** WHAT THE TASK ASKS **
Wherever "Blue" shows up in the records below, copy the whole line.
• • • • • • •
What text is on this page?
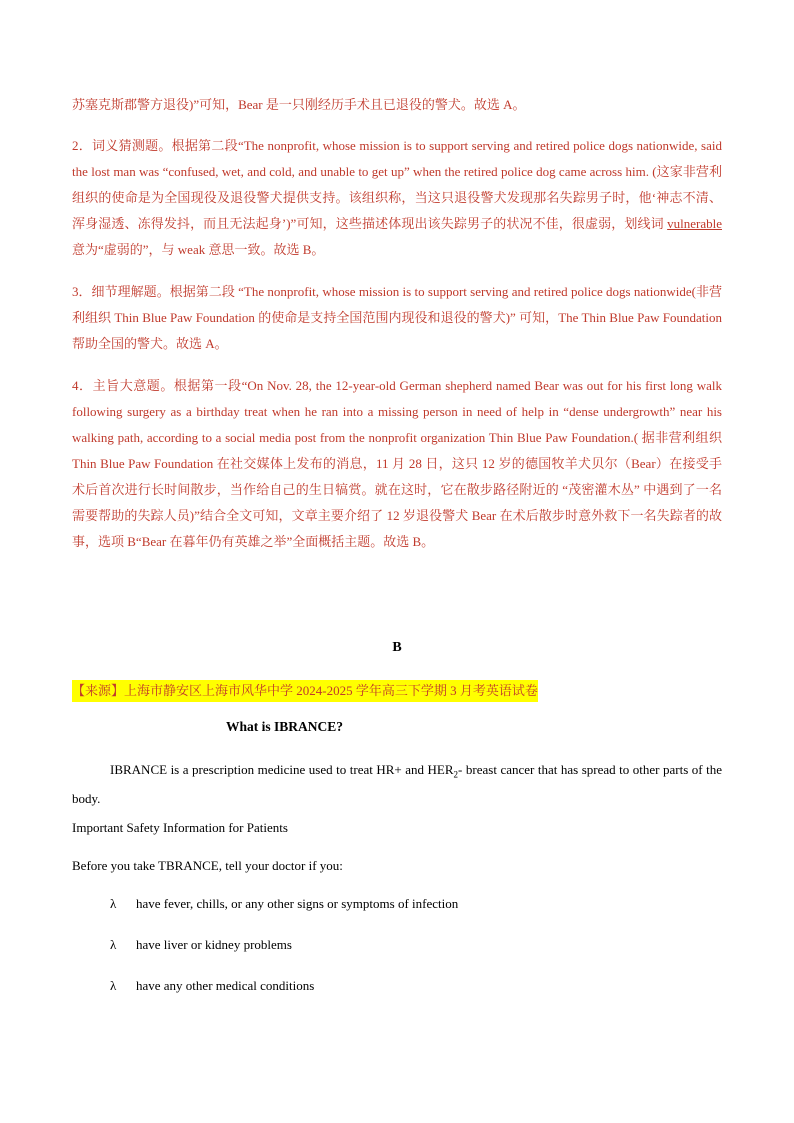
苏塞克斯郡警方退役)”可知，Bear 是一只刚经历手术且已退役的警犬。故选 A。

2．词义猜测题。根据第二段“The nonprofit, whose mission is to support serving and retired police dogs nationwide, said the lost man was “confused, wet, and cold, and unable to get up” when the retired police dog came across him. (这家非营利组织的使命是为全国现役及退役警犬提供支持。该组织称，当这只退役警犬发现那名失踪男子时，他‘神志不清、浑身湿透、冻得发抖，而且无法起身’)”可知，这些描述体现出该失踪男子的状况不佳，很虚弱，划线词 vulnerable 意为“虚弱的”，与 weak 意思一致。故选 B。

3．细节理解题。根据第二段 “The nonprofit, whose mission is to support serving and retired police dogs nationwide(非营利组织 Thin Blue Paw Foundation 的使命是支持全国范围内现役和退役的警犬)” 可知，The Thin Blue Paw Foundation 帮助全国的警犬。故选 A。

4．主旨大意题。根据第一段“On Nov. 28, the 12-year-old German shepherd named Bear was out for his first long walk following surgery as a birthday treat when he ran into a missing person in need of help in “dense undergrowth” near his walking path, according to a social media post from the nonprofit organization Thin Blue Paw Foundation.( 据非营利组织 Thin Blue Paw Foundation 在社交媒体上发布的消息，11 月 28 日，这只 12 岁的德国牧羊犬贝尔（Bear）在接受手术后首次进行长时间散步，当作给自己的生日犒赏。就在这时，它在散步路径附近的 “茂密灌木丛” 中遇到了一名需要帮助的失踪人员)”结合全文可知，文章主要介绍了 12 岁退役警犬 Bear 在术后散步时意外救下一名失踪者的故事，选项 B“Bear 在暮年仍有英雄之举”全面概括主题。故选 B。

B
【来源】上海市静安区上海市风华中学 2024-2025 学年高三下学期 3 月考英语试卷
What is IBRANCE?

IBRANCE is a prescription medicine used to treat HR+ and $HER_2-$ breast cancer that has spread to other parts of the body.

Important Safety Information for Patients
Before you take TBRANCE, tell your doctor if you:
λ have fever, chills, or any other signs or symptoms of infection
λ have liver or kidney problems
λ have any other medical conditions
• • • • • • •
** RESULT **
3．细节理解题。根据第二段 “The nonprofit, whose mission is to support serving and retired police dogs nationwide(非营利组织 Thin Blue Paw Foundation 的使命是支持全国范围内现役和退役的警犬)” 可知，The Thin Blue Paw Foundation 帮助全国的警犬。故选 A。
4．主旨大意题。根据第一段“On Nov. 28, the 12-year-old German shepherd named Bear was out for his first long walk following surgery as a birthday treat when he ran into a missing person in need of help in “dense undergrowth” near his walking path, according to a social media post from the nonprofit organization Thin Blue Paw Foundation.( 据非营利组织 Thin Blue Paw Foundation 在社交媒体上发布的消息，11 月 28 日，这只 12 岁的德国牧羊犬贝尔（Bear）在接受手术后首次进行长时间散步，当作给自己的生日犒赏。就在这时，它在散步路径附近的 “茂密灌木丛” 中遇到了一名需要帮助的失踪人员)”结合全文可知，文章主要介绍了 12 岁退役警犬 Bear 在术后散步时意外救下一名失踪者的故事，选项 B“Bear 在暮年仍有英雄之举”全面概括主题。故选 B。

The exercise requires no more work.